DIRECTION: Please recast everything from the start of the listing through the line holding "The deck post 630P is at (696, 182).", inclusive, as a Markdown table with the columns Row and Line, one numbered row per line. Skip blank lines and leave the pictures out.

TASK DATA:
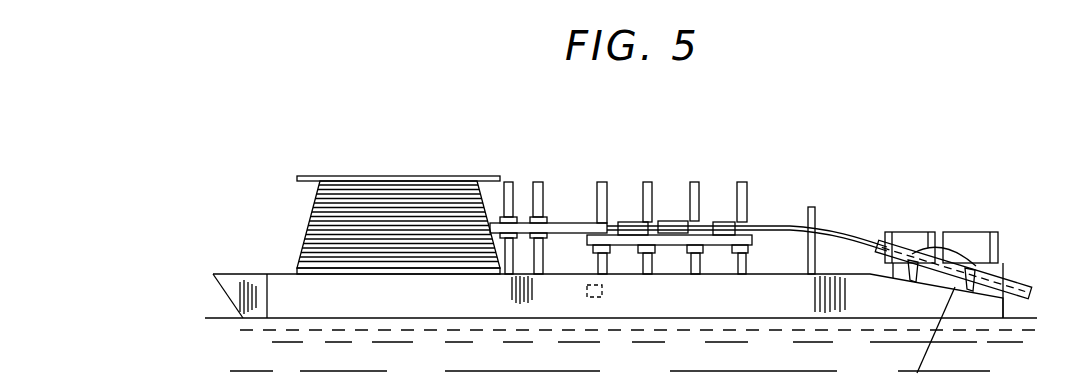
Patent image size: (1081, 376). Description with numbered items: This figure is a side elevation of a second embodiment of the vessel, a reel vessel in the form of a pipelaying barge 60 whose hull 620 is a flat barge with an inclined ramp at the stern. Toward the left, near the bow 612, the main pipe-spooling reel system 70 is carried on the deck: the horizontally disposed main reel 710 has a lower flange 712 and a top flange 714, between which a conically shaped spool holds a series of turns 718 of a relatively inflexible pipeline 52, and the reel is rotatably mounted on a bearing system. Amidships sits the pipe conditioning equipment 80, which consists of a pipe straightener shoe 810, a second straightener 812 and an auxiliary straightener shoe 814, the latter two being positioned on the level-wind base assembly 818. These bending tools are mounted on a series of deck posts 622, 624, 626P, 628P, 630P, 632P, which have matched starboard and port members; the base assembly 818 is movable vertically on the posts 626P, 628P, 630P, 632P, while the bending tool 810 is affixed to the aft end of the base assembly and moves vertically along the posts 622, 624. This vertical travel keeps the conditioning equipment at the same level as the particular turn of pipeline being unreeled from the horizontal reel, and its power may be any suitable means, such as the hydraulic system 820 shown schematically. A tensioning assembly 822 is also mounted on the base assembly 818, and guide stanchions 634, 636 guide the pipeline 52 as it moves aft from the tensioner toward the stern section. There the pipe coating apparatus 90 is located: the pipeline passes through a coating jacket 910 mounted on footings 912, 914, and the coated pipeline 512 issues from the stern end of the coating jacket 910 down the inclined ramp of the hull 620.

The pipelaying barge 60 is at (208, 292).
The bow 612 is at (215, 274).
The hull 620 is at (608, 296).
The main pipe-spooling reel system 70 is at (400, 176).
The main reel 710 is at (306, 202).
The top flange 714 is at (297, 176).
The turns 718 is at (307, 228).
The lower flange 712 is at (297, 267).
The deck post 622 is at (507, 182).
The deck post 624 is at (537, 182).
The deck post 626P is at (603, 182).
The deck post 628P is at (647, 182).
The deck post 630P is at (696, 182).
The deck post 632P is at (790, 165).
The pipe conditioning equipment 80 is at (596, 148).
The second straightener 812 is at (625, 222).
The auxiliary straightener shoe 814 is at (683, 221).
The tensioning assembly 822 is at (722, 216).
The level-wind base assembly 818 is at (628, 246).
The hydraulic system 820 is at (592, 300).
The pipe straightener shoe 810 is at (578, 235).
The pipeline 52 is at (777, 228).
The guide stanchion 634 is at (815, 208).
The pipe coating apparatus 90 is at (947, 221).
The guide stanchion 636 is at (892, 232).
The coating jacket 910 is at (967, 260).
The coated pipeline 512 is at (1017, 280).
The footing 912 is at (948, 288).
The footing 914 is at (977, 293).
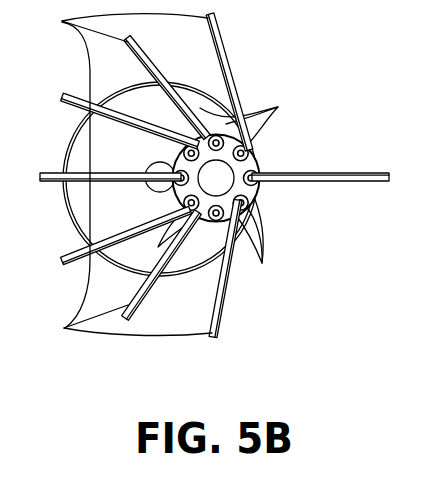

TASK RESULT:
| Row | Line |
|---|---|
| 1 | Patent image size: (1081, 376). Description with numbered items: This figure is a side elevation of a second embodiment of the vessel, a reel vessel in the form of a pipelaying barge 60 whose hull 620 is a flat barge with an inclined ramp at the stern. Toward the left, near the bow 612, the main pipe-spooling reel system 70 is carried on the deck: the horizontally disposed main reel 710 has a lower flange 712 and a top flange 714, between which a conically shaped spool holds a series of turns 718 of a relatively inflexible pipeline 52, and the reel is rotatably mounted on a bearing system. Amidships sits the pipe conditioning equipment 80, which consists of a pipe straightener shoe 810, a second straightener 812 and an auxiliary straightener shoe 814, the latter two being positioned on the level-wind base assembly 818. These bending tools are mounted on a series of deck posts 622, 624, 626P, 628P, 630P, 632P, which have matched starboard and port members; the base assembly 818 is movable vertically on the posts 626P, 628P, 630P, 632P, while the bending tool 810 is affixed to the aft end of the base assembly and moves vertically along the posts 622, 624. This vertical travel keeps the conditioning equipment at the same level as the particular turn of pipeline being unreeled from the horizontal reel, and its power may be any suitable means, such as the hydraulic system 820 shown schematically. A tensioning assembly 822 is also mounted on the base assembly 818, and guide stanchions 634, 636 guide the pipeline 52 as it moves aft from the tensioner toward the stern section. There the pipe coating apparatus 90 is located: the pipeline passes through a coating jacket 910 mounted on footings 912, 914, and the coated pipeline 512 issues from the stern end of the coating jacket 910 down the inclined ramp of the hull 620. |
| 2 | The pipelaying barge 60 is at (208, 292). |
| 3 | The bow 612 is at (215, 274). |
| 4 | The hull 620 is at (608, 296). |
| 5 | The main pipe-spooling reel system 70 is at (400, 176). |
| 6 | The main reel 710 is at (306, 202). |
| 7 | The top flange 714 is at (297, 176). |
| 8 | The turns 718 is at (307, 228). |
| 9 | The lower flange 712 is at (297, 267). |
| 10 | The deck post 622 is at (507, 182). |
| 11 | The deck post 624 is at (537, 182). |
| 12 | The deck post 626P is at (603, 182). |
| 13 | The deck post 628P is at (647, 182). |
| 14 | The deck post 630P is at (696, 182). |